(Source records)
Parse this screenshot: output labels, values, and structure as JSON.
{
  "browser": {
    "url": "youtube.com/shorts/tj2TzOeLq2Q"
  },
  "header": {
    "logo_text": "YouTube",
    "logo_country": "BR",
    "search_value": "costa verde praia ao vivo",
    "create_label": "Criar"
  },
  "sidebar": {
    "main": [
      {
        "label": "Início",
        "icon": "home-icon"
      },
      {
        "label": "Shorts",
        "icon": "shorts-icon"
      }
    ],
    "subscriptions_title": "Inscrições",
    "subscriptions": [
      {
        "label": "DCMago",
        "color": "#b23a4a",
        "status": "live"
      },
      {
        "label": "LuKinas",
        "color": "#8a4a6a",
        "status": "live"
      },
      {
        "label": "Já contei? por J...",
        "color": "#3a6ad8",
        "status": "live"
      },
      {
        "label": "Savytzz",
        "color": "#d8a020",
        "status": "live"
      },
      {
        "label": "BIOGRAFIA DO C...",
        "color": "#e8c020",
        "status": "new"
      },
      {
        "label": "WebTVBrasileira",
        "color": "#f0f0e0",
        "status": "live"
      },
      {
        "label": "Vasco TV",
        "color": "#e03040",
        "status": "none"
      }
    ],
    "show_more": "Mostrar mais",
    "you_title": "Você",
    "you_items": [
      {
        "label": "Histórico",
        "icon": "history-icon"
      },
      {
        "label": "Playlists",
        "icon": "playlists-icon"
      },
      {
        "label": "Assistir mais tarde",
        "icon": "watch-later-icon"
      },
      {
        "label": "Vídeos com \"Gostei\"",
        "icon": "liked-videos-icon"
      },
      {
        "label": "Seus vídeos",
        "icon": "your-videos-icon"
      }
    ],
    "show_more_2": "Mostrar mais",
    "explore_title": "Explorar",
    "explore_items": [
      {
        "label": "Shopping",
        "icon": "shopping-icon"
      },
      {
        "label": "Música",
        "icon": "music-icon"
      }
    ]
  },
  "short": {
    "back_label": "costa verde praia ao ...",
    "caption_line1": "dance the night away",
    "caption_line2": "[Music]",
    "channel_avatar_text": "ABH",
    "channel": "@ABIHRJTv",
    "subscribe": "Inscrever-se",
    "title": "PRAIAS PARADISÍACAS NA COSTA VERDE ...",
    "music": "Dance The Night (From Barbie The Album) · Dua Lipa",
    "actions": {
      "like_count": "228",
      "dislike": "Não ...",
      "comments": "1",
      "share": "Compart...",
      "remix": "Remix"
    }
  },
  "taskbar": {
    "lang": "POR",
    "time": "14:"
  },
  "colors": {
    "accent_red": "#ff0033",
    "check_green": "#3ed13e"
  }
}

*What you have to do*
Extract every entry above as it appears.

*Right answer*
Parse this screenshot: output labels, values, and structure as JSON.
{
  "browser": {
    "url": "youtube.com/shorts/tj2TzOeLq2Q"
  },
  "header": {
    "logo_text": "YouTube",
    "logo_country": "BR",
    "search_value": "costa verde praia ao vivo",
    "create_label": "Criar"
  },
  "sidebar": {
    "main": [
      {
        "label": "Início",
        "icon": "home-icon"
      },
      {
        "label": "Shorts",
        "icon": "shorts-icon"
      }
    ],
    "subscriptions_title": "Inscrições",
    "subscriptions": [
      {
        "label": "DCMago",
        "color": "#b23a4a",
        "status": "live"
      },
      {
        "label": "LuKinas",
        "color": "#8a4a6a",
        "status": "live"
      },
      {
        "label": "Já contei? por J...",
        "color": "#3a6ad8",
        "status": "live"
      },
      {
        "label": "Savytzz",
        "color": "#d8a020",
        "status": "live"
      },
      {
        "label": "BIOGRAFIA DO C...",
        "color": "#e8c020",
        "status": "new"
      },
      {
        "label": "WebTVBrasileira",
        "color": "#f0f0e0",
        "status": "live"
      },
      {
        "label": "Vasco TV",
        "color": "#e03040",
        "status": "none"
      }
    ],
    "show_more": "Mostrar mais",
    "you_title": "Você",
    "you_items": [
      {
        "label": "Histórico",
        "icon": "history-icon"
      },
      {
        "label": "Playlists",
        "icon": "playlists-icon"
      },
      {
        "label": "Assistir mais tarde",
        "icon": "watch-later-icon"
      },
      {
        "label": "Vídeos com \"Gostei\"",
        "icon": "liked-videos-icon"
      },
      {
        "label": "Seus vídeos",
        "icon": "your-videos-icon"
      }
    ],
    "show_more_2": "Mostrar mais",
    "explore_title": "Explorar",
    "explore_items": [
      {
        "label": "Shopping",
        "icon": "shopping-icon"
      },
      {
        "label": "Música",
        "icon": "music-icon"
      }
    ]
  },
  "short": {
    "back_label": "costa verde praia ao ...",
    "caption_line1": "dance the night away",
    "caption_line2": "[Music]",
    "channel_avatar_text": "ABH",
    "channel": "@ABIHRJTv",
    "subscribe": "Inscrever-se",
    "title": "PRAIAS PARADISÍACAS NA COSTA VERDE ...",
    "music": "Dance The Night (From Barbie The Album) · Dua Lipa",
    "actions": {
      "like_count": "228",
      "dislike": "Não ...",
      "comments": "1",
      "share": "Compart...",
      "remix": "Remix"
    }
  },
  "taskbar": {
    "lang": "POR",
    "time": "14:"
  },
  "colors": {
    "accent_red": "#ff0033",
    "check_green": "#3ed13e"
  }
}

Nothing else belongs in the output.